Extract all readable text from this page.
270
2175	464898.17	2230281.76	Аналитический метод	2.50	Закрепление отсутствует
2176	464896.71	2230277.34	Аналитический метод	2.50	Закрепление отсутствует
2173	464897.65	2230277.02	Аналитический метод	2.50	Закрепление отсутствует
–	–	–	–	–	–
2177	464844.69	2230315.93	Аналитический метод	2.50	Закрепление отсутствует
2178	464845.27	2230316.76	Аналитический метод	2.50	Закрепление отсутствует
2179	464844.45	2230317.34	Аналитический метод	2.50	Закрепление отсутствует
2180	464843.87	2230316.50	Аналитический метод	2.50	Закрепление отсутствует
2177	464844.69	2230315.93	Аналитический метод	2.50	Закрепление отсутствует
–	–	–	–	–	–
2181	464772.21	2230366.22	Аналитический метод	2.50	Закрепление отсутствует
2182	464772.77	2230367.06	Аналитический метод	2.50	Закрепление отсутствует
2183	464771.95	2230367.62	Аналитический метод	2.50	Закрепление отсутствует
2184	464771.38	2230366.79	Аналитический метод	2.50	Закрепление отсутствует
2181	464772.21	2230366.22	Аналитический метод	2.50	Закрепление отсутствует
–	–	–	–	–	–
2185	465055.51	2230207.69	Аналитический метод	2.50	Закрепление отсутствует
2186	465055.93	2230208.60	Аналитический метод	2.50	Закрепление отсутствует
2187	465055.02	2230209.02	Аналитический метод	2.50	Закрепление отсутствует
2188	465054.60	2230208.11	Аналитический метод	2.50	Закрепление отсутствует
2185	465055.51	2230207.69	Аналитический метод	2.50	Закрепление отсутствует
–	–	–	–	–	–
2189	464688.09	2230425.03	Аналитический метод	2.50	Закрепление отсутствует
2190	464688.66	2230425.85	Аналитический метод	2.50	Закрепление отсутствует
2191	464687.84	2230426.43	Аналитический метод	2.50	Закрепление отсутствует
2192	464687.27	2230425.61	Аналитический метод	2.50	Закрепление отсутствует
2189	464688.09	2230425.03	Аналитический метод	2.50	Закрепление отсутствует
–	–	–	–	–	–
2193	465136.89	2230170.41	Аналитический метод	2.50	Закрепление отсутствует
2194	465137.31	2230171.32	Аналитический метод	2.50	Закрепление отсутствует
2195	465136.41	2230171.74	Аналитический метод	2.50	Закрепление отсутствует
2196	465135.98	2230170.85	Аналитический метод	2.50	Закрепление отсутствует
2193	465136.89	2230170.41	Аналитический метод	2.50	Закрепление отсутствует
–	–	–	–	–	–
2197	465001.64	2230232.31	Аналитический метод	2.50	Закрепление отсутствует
------------------------
Output all of the material, please, exactly as it stands.

• [The output]:
Extract all readable text from this page.
270
2175	464898.17	2230281.76	Аналитический метод	2.50	Закрепление отсутствует
2176	464896.71	2230277.34	Аналитический метод	2.50	Закрепление отсутствует
2173	464897.65	2230277.02	Аналитический метод	2.50	Закрепление отсутствует
–	–	–	–	–	–
2177	464844.69	2230315.93	Аналитический метод	2.50	Закрепление отсутствует
2178	464845.27	2230316.76	Аналитический метод	2.50	Закрепление отсутствует
2179	464844.45	2230317.34	Аналитический метод	2.50	Закрепление отсутствует
2180	464843.87	2230316.50	Аналитический метод	2.50	Закрепление отсутствует
2177	464844.69	2230315.93	Аналитический метод	2.50	Закрепление отсутствует
–	–	–	–	–	–
2181	464772.21	2230366.22	Аналитический метод	2.50	Закрепление отсутствует
2182	464772.77	2230367.06	Аналитический метод	2.50	Закрепление отсутствует
2183	464771.95	2230367.62	Аналитический метод	2.50	Закрепление отсутствует
2184	464771.38	2230366.79	Аналитический метод	2.50	Закрепление отсутствует
2181	464772.21	2230366.22	Аналитический метод	2.50	Закрепление отсутствует
–	–	–	–	–	–
2185	465055.51	2230207.69	Аналитический метод	2.50	Закрепление отсутствует
2186	465055.93	2230208.60	Аналитический метод	2.50	Закрепление отсутствует
2187	465055.02	2230209.02	Аналитический метод	2.50	Закрепление отсутствует
2188	465054.60	2230208.11	Аналитический метод	2.50	Закрепление отсутствует
2185	465055.51	2230207.69	Аналитический метод	2.50	Закрепление отсутствует
–	–	–	–	–	–
2189	464688.09	2230425.03	Аналитический метод	2.50	Закрепление отсутствует
2190	464688.66	2230425.85	Аналитический метод	2.50	Закрепление отсутствует
2191	464687.84	2230426.43	Аналитический метод	2.50	Закрепление отсутствует
2192	464687.27	2230425.61	Аналитический метод	2.50	Закрепление отсутствует
2189	464688.09	2230425.03	Аналитический метод	2.50	Закрепление отсутствует
–	–	–	–	–	–
2193	465136.89	2230170.41	Аналитический метод	2.50	Закрепление отсутствует
2194	465137.31	2230171.32	Аналитический метод	2.50	Закрепление отсутствует
2195	465136.41	2230171.74	Аналитический метод	2.50	Закрепление отсутствует
2196	465135.98	2230170.85	Аналитический метод	2.50	Закрепление отсутствует
2193	465136.89	2230170.41	Аналитический метод	2.50	Закрепление отсутствует
–	–	–	–	–	–
2197	465001.64	2230232.31	Аналитический метод	2.50	Закрепление отсутствует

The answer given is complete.